* Written problem *
Count, in the entries, the lines with "image". Answer with the number only.

* Input material *

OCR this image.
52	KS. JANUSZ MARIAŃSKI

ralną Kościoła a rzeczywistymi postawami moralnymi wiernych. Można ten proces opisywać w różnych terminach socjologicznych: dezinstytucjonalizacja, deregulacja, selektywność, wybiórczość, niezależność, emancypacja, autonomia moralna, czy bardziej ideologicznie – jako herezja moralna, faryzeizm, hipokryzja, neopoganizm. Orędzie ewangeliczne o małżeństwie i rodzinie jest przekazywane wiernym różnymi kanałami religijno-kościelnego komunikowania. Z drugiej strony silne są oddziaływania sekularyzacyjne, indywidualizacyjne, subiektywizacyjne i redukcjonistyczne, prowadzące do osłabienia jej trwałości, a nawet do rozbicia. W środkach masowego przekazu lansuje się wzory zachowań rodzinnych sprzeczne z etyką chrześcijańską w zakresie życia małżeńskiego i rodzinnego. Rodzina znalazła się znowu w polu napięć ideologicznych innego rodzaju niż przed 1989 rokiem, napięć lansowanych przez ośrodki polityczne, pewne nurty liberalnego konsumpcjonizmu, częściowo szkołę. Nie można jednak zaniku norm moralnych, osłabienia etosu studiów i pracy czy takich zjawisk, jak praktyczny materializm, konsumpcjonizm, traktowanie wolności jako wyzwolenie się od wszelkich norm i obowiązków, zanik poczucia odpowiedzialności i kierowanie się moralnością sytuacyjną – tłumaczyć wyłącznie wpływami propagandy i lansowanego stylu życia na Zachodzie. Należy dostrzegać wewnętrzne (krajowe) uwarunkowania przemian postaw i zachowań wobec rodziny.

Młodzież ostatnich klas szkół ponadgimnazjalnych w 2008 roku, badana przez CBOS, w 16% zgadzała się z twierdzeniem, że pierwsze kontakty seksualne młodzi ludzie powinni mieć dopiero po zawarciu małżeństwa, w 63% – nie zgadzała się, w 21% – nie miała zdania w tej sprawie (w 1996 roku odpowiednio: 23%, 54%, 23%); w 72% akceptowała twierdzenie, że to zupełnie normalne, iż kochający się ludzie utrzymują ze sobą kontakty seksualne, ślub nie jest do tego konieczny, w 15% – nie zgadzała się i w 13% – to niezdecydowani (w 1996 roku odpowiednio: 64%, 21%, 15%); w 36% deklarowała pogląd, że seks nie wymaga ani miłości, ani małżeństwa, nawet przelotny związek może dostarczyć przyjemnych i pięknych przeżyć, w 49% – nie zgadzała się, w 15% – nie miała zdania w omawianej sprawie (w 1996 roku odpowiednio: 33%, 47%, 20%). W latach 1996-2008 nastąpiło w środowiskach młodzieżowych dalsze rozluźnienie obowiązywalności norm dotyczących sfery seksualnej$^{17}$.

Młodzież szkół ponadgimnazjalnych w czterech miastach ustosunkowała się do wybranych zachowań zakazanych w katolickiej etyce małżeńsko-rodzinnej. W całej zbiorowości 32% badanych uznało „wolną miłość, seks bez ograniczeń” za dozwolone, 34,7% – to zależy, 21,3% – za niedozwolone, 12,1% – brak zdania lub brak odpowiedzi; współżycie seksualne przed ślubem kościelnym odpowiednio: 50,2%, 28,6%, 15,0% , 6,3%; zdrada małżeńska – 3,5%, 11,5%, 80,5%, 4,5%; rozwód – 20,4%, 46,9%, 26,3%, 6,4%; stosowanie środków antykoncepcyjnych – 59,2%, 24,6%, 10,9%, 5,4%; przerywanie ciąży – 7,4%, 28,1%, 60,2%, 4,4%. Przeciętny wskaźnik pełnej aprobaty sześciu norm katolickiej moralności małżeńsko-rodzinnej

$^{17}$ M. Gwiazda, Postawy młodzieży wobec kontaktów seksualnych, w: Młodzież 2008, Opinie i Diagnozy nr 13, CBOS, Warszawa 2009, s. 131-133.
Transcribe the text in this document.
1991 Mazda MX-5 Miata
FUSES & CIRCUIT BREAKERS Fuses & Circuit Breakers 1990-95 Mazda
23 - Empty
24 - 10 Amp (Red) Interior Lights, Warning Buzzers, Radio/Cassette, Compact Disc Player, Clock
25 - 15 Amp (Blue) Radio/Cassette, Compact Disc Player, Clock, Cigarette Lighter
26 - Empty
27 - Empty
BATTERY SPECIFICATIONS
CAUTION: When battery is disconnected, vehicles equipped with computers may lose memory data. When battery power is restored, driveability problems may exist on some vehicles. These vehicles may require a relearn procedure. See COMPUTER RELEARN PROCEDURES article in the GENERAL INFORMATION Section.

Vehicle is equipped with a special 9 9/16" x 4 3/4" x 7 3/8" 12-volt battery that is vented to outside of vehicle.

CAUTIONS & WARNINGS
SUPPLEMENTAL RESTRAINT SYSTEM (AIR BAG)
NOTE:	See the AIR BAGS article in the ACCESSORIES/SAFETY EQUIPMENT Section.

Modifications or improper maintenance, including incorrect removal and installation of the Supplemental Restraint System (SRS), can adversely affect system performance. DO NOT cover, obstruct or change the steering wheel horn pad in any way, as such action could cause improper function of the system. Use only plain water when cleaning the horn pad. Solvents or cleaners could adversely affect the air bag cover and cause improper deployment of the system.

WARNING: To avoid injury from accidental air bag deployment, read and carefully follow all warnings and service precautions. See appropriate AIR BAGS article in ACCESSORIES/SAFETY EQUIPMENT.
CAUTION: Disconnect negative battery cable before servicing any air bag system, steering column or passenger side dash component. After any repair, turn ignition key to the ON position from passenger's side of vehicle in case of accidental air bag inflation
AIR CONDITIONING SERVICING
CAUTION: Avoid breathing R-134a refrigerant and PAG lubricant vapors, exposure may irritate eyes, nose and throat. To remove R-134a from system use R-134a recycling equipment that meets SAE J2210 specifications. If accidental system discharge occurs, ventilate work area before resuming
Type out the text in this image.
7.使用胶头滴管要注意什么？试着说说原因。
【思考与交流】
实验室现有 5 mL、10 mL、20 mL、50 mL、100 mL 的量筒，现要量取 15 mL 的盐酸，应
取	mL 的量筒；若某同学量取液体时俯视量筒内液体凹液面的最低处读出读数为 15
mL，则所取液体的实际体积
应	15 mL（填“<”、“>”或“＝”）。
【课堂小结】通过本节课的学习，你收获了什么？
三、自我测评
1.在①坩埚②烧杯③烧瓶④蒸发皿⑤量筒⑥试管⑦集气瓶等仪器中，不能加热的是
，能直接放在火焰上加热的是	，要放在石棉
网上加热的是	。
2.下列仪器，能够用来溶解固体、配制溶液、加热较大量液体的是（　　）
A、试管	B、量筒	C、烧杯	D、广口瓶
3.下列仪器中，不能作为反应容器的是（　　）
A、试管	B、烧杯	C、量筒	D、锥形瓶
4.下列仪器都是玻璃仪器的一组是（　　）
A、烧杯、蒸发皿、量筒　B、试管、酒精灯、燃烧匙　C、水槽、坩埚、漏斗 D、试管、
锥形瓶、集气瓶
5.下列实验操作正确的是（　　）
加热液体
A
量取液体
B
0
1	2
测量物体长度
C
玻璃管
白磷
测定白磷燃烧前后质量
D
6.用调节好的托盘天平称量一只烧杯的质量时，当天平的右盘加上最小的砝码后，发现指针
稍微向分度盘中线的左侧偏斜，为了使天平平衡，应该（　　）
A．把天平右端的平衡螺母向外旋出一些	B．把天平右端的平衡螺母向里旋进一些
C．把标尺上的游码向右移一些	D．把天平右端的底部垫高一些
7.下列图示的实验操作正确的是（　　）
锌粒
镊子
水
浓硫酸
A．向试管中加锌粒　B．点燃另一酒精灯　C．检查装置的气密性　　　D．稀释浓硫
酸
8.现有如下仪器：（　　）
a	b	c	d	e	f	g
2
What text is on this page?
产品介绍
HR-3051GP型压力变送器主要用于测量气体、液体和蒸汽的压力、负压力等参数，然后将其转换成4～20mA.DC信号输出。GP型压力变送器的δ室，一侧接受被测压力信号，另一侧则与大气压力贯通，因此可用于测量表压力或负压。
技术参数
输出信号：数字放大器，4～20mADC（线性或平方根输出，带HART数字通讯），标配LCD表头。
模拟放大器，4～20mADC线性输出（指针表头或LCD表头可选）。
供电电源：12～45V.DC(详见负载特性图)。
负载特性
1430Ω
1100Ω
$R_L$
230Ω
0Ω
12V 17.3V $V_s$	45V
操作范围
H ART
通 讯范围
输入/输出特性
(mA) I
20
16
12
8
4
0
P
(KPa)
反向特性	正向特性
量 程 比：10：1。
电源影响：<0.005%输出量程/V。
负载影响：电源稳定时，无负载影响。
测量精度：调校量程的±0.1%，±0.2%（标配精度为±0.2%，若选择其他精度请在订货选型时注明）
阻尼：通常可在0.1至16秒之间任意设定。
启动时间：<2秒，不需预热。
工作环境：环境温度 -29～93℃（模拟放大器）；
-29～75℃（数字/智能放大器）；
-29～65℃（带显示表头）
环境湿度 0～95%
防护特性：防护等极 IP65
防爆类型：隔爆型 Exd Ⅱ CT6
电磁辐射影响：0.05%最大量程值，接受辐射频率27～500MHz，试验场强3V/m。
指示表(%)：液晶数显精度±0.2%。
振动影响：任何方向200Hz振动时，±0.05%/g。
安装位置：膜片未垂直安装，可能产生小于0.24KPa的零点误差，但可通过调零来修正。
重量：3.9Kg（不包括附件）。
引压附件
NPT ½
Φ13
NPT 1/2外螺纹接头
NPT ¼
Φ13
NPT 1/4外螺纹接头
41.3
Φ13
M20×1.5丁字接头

* Right answer *
2